(A block of data)
╔══

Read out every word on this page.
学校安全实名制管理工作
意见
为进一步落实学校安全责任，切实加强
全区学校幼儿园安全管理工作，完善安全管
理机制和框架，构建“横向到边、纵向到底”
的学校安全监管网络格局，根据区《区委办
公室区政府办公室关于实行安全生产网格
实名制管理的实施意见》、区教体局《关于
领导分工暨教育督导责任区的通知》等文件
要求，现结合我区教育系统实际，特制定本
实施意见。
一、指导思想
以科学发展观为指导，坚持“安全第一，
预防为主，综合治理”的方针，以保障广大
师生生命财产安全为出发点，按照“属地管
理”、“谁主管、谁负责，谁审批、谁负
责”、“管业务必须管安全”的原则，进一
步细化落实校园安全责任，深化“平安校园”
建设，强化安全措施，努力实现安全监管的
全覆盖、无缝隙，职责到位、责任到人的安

╚══
╔══

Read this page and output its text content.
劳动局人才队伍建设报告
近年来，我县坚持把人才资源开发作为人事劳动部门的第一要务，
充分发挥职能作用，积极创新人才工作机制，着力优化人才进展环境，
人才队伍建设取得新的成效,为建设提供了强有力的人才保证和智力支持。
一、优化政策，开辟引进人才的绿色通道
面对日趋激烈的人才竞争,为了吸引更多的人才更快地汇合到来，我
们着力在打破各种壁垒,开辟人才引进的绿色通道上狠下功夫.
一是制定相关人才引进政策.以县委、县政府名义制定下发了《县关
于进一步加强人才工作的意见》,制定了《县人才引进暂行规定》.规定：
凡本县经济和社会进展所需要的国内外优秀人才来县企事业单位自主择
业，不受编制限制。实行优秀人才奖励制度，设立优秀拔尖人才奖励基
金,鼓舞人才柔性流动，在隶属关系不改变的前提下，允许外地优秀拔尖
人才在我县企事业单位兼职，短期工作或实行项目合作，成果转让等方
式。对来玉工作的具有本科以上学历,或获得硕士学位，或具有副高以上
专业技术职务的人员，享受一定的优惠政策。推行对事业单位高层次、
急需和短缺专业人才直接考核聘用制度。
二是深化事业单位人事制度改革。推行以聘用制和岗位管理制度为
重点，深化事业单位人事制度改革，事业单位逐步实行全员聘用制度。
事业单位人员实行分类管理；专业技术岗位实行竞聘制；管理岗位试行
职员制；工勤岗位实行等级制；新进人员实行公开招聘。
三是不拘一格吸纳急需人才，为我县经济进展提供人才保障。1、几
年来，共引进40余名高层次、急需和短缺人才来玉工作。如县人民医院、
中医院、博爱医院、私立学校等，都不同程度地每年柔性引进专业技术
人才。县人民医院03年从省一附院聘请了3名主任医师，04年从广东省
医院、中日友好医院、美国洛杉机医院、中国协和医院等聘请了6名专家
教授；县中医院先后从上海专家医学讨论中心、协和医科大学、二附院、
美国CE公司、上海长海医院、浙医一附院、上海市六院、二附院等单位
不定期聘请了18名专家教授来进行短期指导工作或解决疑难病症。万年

╚══

Identify and copy lines that hold the string "Read".

Read out every word on this page.
Read this page and output its text content.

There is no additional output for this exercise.